Records of where elements appear
○ ○ ○ ○ ○ ○ ○

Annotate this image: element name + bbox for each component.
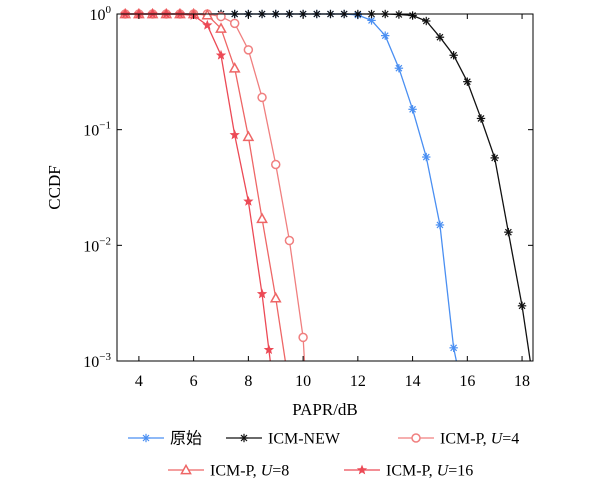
series-1-point-28 (504, 227, 513, 237)
series-1-point-22 (422, 16, 431, 26)
plot-frame (116, 13, 534, 362)
x-tick-label-4: 12 (350, 373, 366, 390)
legend-marker-0 (141, 433, 151, 443)
series-1 (121, 9, 531, 361)
series-1-point-23 (435, 33, 445, 42)
series-4-line (125, 13, 271, 361)
series-0-point-19 (381, 31, 390, 40)
series-3-point-9 (242, 130, 255, 142)
series-4-point-11 (263, 344, 275, 355)
legend-item-3: ICM-P, U=8 (168, 463, 289, 480)
y-tick-label-1: 10−1 (83, 120, 111, 140)
legend-marker-4 (356, 464, 368, 475)
series-2-point-10 (257, 92, 267, 103)
series-4 (120, 8, 275, 361)
x-tick-label-3: 10 (295, 373, 311, 390)
legend: 原始 ICM-NEW ICM-P, U=4 ICM-P, U=8 ICM-P, U=16 (128, 430, 519, 480)
series-2 (120, 9, 308, 361)
series-1-point-24 (449, 51, 458, 60)
series-3-point-7 (215, 22, 227, 33)
series-2-point-7 (216, 11, 226, 22)
legend-item-4: ICM-P, U=16 (344, 463, 473, 480)
series-4-point-9 (243, 195, 254, 206)
series-1-point-27 (490, 153, 499, 163)
x-tick-label-6: 16 (459, 373, 475, 390)
x-axis-label: PAPR/dB (292, 400, 358, 419)
series-0-line (125, 13, 458, 361)
x-tick-label-2: 8 (244, 373, 252, 390)
legend-label-1: ICM-NEW (268, 431, 341, 448)
series-0-point-24 (449, 343, 458, 353)
series-1-point-26 (476, 114, 486, 123)
x-tick-label-7: 18 (514, 373, 530, 390)
legend-item-1: ICM-NEW (226, 431, 341, 448)
legend-marker-3 (180, 463, 192, 475)
series-2-point-13 (298, 332, 308, 343)
series-4-point-7 (215, 49, 227, 60)
legend-label-4: ICM-P, U=16 (386, 463, 473, 480)
legend-marker-2 (411, 433, 421, 443)
series-3 (119, 8, 286, 361)
series-4-point-8 (229, 129, 240, 140)
x-tick-label-5: 14 (405, 373, 421, 390)
series-3-point-6 (201, 8, 214, 20)
series-0-point-21 (408, 105, 417, 114)
series-4-point-6 (202, 19, 213, 30)
series-0-point-23 (435, 220, 445, 230)
y-axis-label: CCDF (45, 165, 64, 209)
series-1-point-25 (463, 77, 472, 86)
legend-item-2: ICM-P, U=4 (398, 431, 519, 448)
series-2-point-8 (229, 18, 240, 29)
series-1-point-20 (394, 10, 404, 19)
series-0-point-20 (394, 63, 404, 73)
series-1-line (125, 13, 531, 361)
series-3-point-11 (269, 291, 282, 303)
x-tick-label-0: 4 (135, 373, 143, 390)
legend-label-3: ICM-P, U=8 (210, 463, 289, 480)
series-2-point-11 (270, 159, 281, 170)
series-4-point-10 (256, 288, 268, 299)
legend-label-0: 原始 (170, 430, 202, 448)
series-3-line (125, 13, 286, 361)
series-2-point-9 (243, 45, 254, 55)
legend-item-0: 原始 (128, 430, 202, 448)
series-0-point-22 (422, 152, 431, 162)
legend-label-2: ICM-P, U=4 (440, 431, 519, 448)
series-1-point-29 (517, 301, 527, 311)
y-tick-label-3: 10−3 (83, 351, 111, 371)
series-2-point-12 (284, 235, 295, 246)
x-tick-label-1: 6 (190, 373, 198, 390)
legend-marker-1 (239, 433, 249, 443)
y-tick-label-0: 100 (90, 4, 112, 24)
series-0 (121, 9, 458, 361)
series-3-point-10 (256, 212, 268, 224)
y-tick-label-2: 10−2 (83, 235, 111, 255)
series-3-point-8 (228, 62, 241, 73)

○ ○ ○ ○ ○ ○ ○

Copy every line of the records above verbatim, omitting the picture.

Annotate this image: element name + bbox for each component.
series-1-point-28 (504, 227, 513, 237)
series-1-point-22 (422, 16, 431, 26)
plot-frame (116, 13, 534, 362)
x-tick-label-4: 12 (350, 373, 366, 390)
legend-marker-0 (141, 433, 151, 443)
series-1 (121, 9, 531, 361)
series-1-point-23 (435, 33, 445, 42)
series-4-line (125, 13, 271, 361)
series-0-point-19 (381, 31, 390, 40)
series-3-point-9 (242, 130, 255, 142)
series-4-point-11 (263, 344, 275, 355)
legend-item-3: ICM-P, U=8 (168, 463, 289, 480)
y-tick-label-1: 10−1 (83, 120, 111, 140)
legend-marker-4 (356, 464, 368, 475)
series-2-point-10 (257, 92, 267, 103)
series-4 (120, 8, 275, 361)
x-tick-label-3: 10 (295, 373, 311, 390)
legend: 原始 ICM-NEW ICM-P, U=4 ICM-P, U=8 ICM-P, U=16 (128, 430, 519, 480)
series-2 (120, 9, 308, 361)
series-1-point-24 (449, 51, 458, 60)
series-3-point-7 (215, 22, 227, 33)
series-2-point-7 (216, 11, 226, 22)
legend-item-4: ICM-P, U=16 (344, 463, 473, 480)
series-4-point-9 (243, 195, 254, 206)
series-1-point-27 (490, 153, 499, 163)
x-tick-label-6: 16 (459, 373, 475, 390)
x-axis-label: PAPR/dB (292, 400, 358, 419)
series-0-line (125, 13, 458, 361)
x-tick-label-2: 8 (244, 373, 252, 390)
legend-label-1: ICM-NEW (268, 431, 341, 448)
series-0-point-24 (449, 343, 458, 353)
series-1-point-26 (476, 114, 486, 123)
x-tick-label-7: 18 (514, 373, 530, 390)
legend-item-1: ICM-NEW (226, 431, 341, 448)
legend-marker-3 (180, 463, 192, 475)
series-2-point-13 (298, 332, 308, 343)
series-4-point-7 (215, 49, 227, 60)
legend-label-4: ICM-P, U=16 (386, 463, 473, 480)
legend-marker-2 (411, 433, 421, 443)
series-3 (119, 8, 286, 361)
series-4-point-8 (229, 129, 240, 140)
x-tick-label-5: 14 (405, 373, 421, 390)
series-3-point-6 (201, 8, 214, 20)
series-0-point-21 (408, 105, 417, 114)
series-4-point-6 (202, 19, 213, 30)
series-0-point-23 (435, 220, 445, 230)
y-axis-label: CCDF (45, 165, 64, 209)
series-1-point-25 (463, 77, 472, 86)
legend-item-2: ICM-P, U=4 (398, 431, 519, 448)
series-2-point-8 (229, 18, 240, 29)
series-1-point-20 (394, 10, 404, 19)
series-0-point-20 (394, 63, 404, 73)
series-1-line (125, 13, 531, 361)
series-3-point-11 (269, 291, 282, 303)
x-tick-label-0: 4 (135, 373, 143, 390)
legend-label-3: ICM-P, U=8 (210, 463, 289, 480)
series-2-point-11 (270, 159, 281, 170)
series-4-point-10 (256, 288, 268, 299)
legend-label-0: 原始 (170, 430, 202, 448)
series-3-line (125, 13, 286, 361)
series-2-point-9 (243, 45, 254, 55)
legend-item-0: 原始 (128, 430, 202, 448)
series-0-point-22 (422, 152, 431, 162)
legend-label-2: ICM-P, U=4 (440, 431, 519, 448)
series-1-point-29 (517, 301, 527, 311)
y-tick-label-3: 10−3 (83, 351, 111, 371)
series-2-point-12 (284, 235, 295, 246)
x-tick-label-1: 6 (190, 373, 198, 390)
legend-marker-1 (239, 433, 249, 443)
y-tick-label-0: 100 (90, 4, 112, 24)
series-0 (121, 9, 458, 361)
series-3-point-10 (256, 212, 268, 224)
y-tick-label-2: 10−2 (83, 235, 111, 255)
series-3-point-8 (228, 62, 241, 73)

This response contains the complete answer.